Records from a collection of figures>
┌──
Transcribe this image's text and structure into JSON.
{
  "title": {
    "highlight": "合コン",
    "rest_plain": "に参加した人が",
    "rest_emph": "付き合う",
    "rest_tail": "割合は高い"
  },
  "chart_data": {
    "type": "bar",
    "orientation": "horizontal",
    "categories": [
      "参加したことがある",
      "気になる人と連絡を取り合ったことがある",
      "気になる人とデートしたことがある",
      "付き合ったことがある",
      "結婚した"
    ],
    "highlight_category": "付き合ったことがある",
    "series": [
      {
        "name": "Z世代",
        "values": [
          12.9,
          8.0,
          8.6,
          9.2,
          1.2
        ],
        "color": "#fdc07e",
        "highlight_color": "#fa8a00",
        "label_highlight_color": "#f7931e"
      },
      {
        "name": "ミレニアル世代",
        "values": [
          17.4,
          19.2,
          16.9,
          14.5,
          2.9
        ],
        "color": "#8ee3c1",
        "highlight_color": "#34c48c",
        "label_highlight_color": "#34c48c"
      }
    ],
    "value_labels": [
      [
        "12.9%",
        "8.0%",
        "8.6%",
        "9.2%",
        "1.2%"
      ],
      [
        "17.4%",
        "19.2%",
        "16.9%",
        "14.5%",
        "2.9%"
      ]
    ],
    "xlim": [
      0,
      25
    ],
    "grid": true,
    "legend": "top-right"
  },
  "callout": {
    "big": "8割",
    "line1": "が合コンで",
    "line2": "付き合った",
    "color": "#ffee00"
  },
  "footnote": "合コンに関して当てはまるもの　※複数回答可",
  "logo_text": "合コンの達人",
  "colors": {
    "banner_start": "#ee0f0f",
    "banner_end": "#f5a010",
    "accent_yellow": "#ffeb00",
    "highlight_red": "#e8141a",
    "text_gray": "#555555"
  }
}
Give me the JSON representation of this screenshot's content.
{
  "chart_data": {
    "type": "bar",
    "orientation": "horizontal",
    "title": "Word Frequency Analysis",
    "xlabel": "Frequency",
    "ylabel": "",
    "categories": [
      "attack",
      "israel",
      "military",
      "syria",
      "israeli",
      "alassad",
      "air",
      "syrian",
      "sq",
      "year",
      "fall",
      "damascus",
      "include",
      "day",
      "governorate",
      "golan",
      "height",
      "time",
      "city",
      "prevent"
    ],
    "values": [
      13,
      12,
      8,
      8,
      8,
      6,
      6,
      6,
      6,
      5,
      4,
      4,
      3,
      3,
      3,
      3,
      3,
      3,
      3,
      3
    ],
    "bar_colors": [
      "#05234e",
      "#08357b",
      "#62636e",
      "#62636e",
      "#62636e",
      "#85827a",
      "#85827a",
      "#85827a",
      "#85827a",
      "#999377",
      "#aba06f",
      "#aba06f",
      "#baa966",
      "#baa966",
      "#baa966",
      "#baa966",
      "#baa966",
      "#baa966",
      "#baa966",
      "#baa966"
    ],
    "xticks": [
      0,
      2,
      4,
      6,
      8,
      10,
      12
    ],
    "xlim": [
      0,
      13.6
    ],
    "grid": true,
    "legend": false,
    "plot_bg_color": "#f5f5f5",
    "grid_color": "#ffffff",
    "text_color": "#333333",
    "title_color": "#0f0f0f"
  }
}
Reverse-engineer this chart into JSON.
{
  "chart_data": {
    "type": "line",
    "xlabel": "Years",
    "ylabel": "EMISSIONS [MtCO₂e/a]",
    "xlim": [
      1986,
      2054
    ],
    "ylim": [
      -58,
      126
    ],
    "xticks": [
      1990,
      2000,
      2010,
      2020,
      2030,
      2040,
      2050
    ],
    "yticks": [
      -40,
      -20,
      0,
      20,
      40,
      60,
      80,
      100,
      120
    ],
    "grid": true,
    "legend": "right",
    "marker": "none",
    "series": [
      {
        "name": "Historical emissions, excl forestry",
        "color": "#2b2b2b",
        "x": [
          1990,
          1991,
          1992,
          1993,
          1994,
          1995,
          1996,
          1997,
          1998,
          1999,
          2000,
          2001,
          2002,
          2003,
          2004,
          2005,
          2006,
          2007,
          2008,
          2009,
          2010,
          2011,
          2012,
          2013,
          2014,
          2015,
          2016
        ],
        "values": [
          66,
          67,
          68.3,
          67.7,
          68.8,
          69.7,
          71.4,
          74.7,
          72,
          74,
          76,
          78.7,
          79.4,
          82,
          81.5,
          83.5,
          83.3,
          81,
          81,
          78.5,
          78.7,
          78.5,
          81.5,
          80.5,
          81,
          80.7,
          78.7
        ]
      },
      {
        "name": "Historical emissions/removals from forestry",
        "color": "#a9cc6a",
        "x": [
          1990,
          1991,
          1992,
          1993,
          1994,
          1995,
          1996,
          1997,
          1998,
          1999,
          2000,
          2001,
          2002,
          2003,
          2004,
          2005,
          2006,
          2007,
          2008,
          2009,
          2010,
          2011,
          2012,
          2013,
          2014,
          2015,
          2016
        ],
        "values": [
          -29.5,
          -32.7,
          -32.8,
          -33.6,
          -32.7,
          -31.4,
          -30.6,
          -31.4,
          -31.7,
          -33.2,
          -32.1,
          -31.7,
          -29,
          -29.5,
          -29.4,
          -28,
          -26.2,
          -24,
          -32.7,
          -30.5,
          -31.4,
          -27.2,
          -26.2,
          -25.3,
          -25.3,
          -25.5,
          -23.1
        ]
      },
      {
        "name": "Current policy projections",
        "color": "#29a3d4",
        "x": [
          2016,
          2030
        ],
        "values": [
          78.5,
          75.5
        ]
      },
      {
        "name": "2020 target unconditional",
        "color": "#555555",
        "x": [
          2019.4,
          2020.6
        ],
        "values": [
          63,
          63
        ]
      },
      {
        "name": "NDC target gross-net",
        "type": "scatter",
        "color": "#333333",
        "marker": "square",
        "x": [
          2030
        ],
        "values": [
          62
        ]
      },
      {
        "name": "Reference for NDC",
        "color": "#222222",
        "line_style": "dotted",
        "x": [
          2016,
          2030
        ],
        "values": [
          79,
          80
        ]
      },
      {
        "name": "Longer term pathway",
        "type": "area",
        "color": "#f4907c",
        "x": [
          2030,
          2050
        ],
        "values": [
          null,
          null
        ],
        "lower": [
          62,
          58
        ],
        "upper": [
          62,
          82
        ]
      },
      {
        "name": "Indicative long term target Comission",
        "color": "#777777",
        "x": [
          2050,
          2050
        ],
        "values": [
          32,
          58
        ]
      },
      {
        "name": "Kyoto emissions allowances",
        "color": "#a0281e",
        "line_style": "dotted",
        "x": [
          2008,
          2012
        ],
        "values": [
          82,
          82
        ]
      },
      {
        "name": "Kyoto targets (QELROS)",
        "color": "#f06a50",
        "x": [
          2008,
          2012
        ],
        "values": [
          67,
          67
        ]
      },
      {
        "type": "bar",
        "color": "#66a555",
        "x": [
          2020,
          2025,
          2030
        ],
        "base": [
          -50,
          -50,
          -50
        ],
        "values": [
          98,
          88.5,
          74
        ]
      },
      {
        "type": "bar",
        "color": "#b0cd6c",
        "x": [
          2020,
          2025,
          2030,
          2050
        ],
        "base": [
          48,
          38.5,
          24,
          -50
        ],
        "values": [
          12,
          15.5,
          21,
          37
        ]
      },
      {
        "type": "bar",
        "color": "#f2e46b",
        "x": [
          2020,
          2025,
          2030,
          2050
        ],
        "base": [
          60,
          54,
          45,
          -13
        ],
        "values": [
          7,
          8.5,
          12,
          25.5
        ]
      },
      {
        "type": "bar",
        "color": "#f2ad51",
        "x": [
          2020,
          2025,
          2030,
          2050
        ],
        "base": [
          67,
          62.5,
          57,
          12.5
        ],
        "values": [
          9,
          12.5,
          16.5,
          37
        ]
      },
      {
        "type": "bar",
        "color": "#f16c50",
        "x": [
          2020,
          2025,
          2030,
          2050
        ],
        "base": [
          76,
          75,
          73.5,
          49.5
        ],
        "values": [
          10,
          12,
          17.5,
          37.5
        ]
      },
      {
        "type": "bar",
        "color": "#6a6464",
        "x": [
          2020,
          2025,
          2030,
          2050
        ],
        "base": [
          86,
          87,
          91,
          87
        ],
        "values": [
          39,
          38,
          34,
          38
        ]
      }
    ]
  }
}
└──
Task brief>
Gather up the lines that contain the word "forestry".

Response for this exercise>
        "name": "Historical emissions, excl forestry",
        "name": "Historical emissions/removals from forestry",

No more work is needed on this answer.